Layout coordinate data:

>> START

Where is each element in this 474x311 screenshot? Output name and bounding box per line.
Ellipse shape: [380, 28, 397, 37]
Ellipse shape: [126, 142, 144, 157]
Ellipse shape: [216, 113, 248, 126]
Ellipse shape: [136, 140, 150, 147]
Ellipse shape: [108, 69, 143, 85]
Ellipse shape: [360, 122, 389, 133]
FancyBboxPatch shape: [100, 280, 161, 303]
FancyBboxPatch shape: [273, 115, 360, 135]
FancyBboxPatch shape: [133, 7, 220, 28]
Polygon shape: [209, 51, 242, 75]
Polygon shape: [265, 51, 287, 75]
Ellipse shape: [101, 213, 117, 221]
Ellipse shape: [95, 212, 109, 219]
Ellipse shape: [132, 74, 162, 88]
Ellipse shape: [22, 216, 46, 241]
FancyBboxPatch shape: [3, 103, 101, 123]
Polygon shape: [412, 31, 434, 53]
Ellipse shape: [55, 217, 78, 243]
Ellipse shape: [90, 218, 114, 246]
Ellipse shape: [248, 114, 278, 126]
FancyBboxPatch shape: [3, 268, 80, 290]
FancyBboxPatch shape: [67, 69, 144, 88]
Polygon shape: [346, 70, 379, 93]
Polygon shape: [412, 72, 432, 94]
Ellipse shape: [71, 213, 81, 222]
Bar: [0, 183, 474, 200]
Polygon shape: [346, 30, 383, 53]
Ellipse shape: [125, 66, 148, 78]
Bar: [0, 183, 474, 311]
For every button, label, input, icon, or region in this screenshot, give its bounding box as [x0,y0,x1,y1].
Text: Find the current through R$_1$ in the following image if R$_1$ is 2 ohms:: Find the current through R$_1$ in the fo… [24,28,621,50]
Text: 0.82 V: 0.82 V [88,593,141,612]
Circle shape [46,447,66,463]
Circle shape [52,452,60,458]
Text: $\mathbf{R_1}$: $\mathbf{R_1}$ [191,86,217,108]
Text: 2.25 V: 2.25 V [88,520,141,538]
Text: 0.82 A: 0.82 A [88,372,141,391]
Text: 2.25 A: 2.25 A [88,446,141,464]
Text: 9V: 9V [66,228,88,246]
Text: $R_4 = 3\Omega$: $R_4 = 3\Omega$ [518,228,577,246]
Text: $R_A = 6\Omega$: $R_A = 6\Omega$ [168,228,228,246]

>> END

(PROBLEM REQUIREMENTS): Turn every line of the listing above into a numbered list, leaving out any blank lines.

(WRITTEN RESPONSE):
1. Where is each element in this 474x311 screenshot? Output name and bounding box per line.
2. Ellipse shape: [380, 28, 397, 37]
3. Ellipse shape: [126, 142, 144, 157]
4. Ellipse shape: [216, 113, 248, 126]
5. Ellipse shape: [136, 140, 150, 147]
6. Ellipse shape: [108, 69, 143, 85]
7. Ellipse shape: [360, 122, 389, 133]
8. FancyBboxPatch shape: [100, 280, 161, 303]
9. FancyBboxPatch shape: [273, 115, 360, 135]
10. FancyBboxPatch shape: [133, 7, 220, 28]
11. Polygon shape: [209, 51, 242, 75]
12. Polygon shape: [265, 51, 287, 75]
13. Ellipse shape: [101, 213, 117, 221]
14. Ellipse shape: [95, 212, 109, 219]
15. Ellipse shape: [132, 74, 162, 88]
16. Ellipse shape: [22, 216, 46, 241]
17. FancyBboxPatch shape: [3, 103, 101, 123]
18. Polygon shape: [412, 31, 434, 53]
19. Ellipse shape: [55, 217, 78, 243]
20. Ellipse shape: [90, 218, 114, 246]
21. Ellipse shape: [248, 114, 278, 126]
22. FancyBboxPatch shape: [3, 268, 80, 290]
23. FancyBboxPatch shape: [67, 69, 144, 88]
24. Polygon shape: [346, 70, 379, 93]
25. Polygon shape: [412, 72, 432, 94]
26. Ellipse shape: [71, 213, 81, 222]
27. Bar: [0, 183, 474, 200]
28. Polygon shape: [346, 30, 383, 53]
29. Ellipse shape: [125, 66, 148, 78]
30. Bar: [0, 183, 474, 311]
31. For every button, label, input, icon, or region in this screenshot, give its bounding box as [x0,y0,x1,y1].
32. Text: Find the current through R$_1$ in the following image if R$_1$ is 2 ohms:: Find the current through R$_1$ in the fo… [24,28,621,50]
33. Text: 0.82 V: 0.82 V [88,593,141,612]
34. Circle shape [46,447,66,463]
35. Circle shape [52,452,60,458]
36. Text: $\mathbf{R_1}$: $\mathbf{R_1}$ [191,86,217,108]
37. Text: 2.25 V: 2.25 V [88,520,141,538]
38. Text: 0.82 A: 0.82 A [88,372,141,391]
39. Text: 2.25 A: 2.25 A [88,446,141,464]
40. Text: 9V: 9V [66,228,88,246]
41. Text: $R_4 = 3\Omega$: $R_4 = 3\Omega$ [518,228,577,246]
42. Text: $R_A = 6\Omega$: $R_A = 6\Omega$ [168,228,228,246]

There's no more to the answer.